SELECTED EXTRACT »
"""

Final Project: Teaching Health with Thinglink and GoogleSlides

This project was made for third grade students learning about health and nutrition. This lesson’s goal is to teach students the nutrients in the food groups, why they help us, and how to apply that knowledge to make a healthy meal. Through the use of Thinglink, students will practice guided research with a partner to find out what nutrients do for our bodies by following links to watch a video, listen to a song, read short informational pieces, and play games. Then, using Google Slides and the new information they have discovered, they will collaboratively make a healthy meal for an imagined Olympic athlete on one slide of a class presentation by searching for and inserting pictures of foods into the designated portions on the plate.

The technology enhances this lesson because the Thinglink site holds all the information the teacher wants the students to find, and the picture background provides a basis for what nutrients the foods connect with. It lets the students feel that they are in charge of their own learning and will get them engaged when they can explore and have options using a computer. The google slides presentation allows the whole class to work on the same page at the same time, collaboratively. It also makes it easier for the teacher to grade and monitor as the work is being done. Working with a partner on the same project on different computers makes the learning individualized and collaborative at the same time so students can work at their own pace but get insight from the students they’re working with.

"""

Records excerpted from a collection
"""

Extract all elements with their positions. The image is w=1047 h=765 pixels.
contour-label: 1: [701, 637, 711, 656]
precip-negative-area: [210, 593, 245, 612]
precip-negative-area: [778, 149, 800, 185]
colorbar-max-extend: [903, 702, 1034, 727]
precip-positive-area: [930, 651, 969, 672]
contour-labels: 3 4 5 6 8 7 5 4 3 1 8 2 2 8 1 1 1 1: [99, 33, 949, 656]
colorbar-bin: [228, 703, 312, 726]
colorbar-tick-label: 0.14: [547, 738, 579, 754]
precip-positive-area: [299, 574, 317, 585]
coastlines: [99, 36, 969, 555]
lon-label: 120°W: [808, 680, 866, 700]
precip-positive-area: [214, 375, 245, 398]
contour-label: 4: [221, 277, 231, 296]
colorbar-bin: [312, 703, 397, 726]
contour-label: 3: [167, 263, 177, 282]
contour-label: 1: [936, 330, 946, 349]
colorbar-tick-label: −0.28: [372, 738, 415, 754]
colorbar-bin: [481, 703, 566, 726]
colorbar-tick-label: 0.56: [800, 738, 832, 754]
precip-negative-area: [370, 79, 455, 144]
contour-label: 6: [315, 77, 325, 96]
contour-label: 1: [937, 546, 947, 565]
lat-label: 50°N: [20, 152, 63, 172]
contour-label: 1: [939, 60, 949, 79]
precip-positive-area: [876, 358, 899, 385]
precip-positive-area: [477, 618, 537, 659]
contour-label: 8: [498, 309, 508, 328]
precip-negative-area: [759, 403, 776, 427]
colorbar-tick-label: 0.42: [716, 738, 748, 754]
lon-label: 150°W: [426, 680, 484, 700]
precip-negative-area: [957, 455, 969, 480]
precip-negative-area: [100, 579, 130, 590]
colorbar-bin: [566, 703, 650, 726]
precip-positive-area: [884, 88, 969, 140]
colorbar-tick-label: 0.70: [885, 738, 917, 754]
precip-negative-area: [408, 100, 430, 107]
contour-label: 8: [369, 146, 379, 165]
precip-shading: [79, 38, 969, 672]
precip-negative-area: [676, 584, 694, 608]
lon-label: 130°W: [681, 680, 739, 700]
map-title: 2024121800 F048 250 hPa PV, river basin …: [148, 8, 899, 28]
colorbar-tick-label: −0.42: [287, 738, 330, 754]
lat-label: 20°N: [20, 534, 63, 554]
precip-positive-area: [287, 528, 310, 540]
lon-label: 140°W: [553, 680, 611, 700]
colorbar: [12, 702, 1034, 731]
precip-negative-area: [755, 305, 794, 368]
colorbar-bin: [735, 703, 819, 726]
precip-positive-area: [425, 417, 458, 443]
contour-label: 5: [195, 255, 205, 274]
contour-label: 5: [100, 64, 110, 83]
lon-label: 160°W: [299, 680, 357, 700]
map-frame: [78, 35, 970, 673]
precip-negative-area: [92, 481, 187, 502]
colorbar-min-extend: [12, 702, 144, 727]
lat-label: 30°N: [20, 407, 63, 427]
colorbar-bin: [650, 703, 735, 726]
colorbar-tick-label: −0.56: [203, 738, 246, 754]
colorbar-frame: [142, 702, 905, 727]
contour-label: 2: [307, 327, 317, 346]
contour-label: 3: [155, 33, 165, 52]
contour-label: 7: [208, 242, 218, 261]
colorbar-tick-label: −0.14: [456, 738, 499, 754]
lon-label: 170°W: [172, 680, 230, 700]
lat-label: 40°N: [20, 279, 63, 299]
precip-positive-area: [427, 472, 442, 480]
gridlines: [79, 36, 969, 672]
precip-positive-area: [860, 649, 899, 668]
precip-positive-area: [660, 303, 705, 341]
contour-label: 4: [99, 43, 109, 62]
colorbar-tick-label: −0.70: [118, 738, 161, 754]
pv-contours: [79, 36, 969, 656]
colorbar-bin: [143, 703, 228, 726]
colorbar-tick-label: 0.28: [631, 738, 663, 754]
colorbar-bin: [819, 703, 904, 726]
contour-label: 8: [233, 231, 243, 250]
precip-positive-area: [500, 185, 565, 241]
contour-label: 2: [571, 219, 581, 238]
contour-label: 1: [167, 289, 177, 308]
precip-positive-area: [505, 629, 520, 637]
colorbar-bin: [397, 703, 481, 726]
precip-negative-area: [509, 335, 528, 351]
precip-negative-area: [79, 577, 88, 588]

"""

ACTIVITY 1 » In the description of the Thinglink and Google Slides health lesson, what will students make for an imagined Olympic athlete?
ACTIVITY 2 » Pick up the description of the Thinglink and Google Slides health lesson after its final sentence and carry it on.

RESPONSE BOX 1 » A healthy meal, placed on one slide of a class presentation.

RESPONSE BOX 2 »
2 Replies to “Final Project: Teaching Health with Thinglink and GoogleSlides”

  1. Emily! Awesome presentation! I love the different elements you included in your ThingLink, like the music, videos, and games. I think this would have been a successful lesson in a real classroom as well because it was very engaging.

  2. A well-designed lesson on good nutrition – you effectively used two tech tools to greatly enhance what can be a rather dry and abstract subject for young learners. Started out with an engaging Thinglink that was filled with multi-media information sources on diet and nutrition. Then gave students a chance to design a meal using G slides. That’s fun to pick your meal items and see what others are doing.
    I think that activity would serve as an interactive assessment of the learning. Since G Slides also provide for group comments, students could do a peer assessment.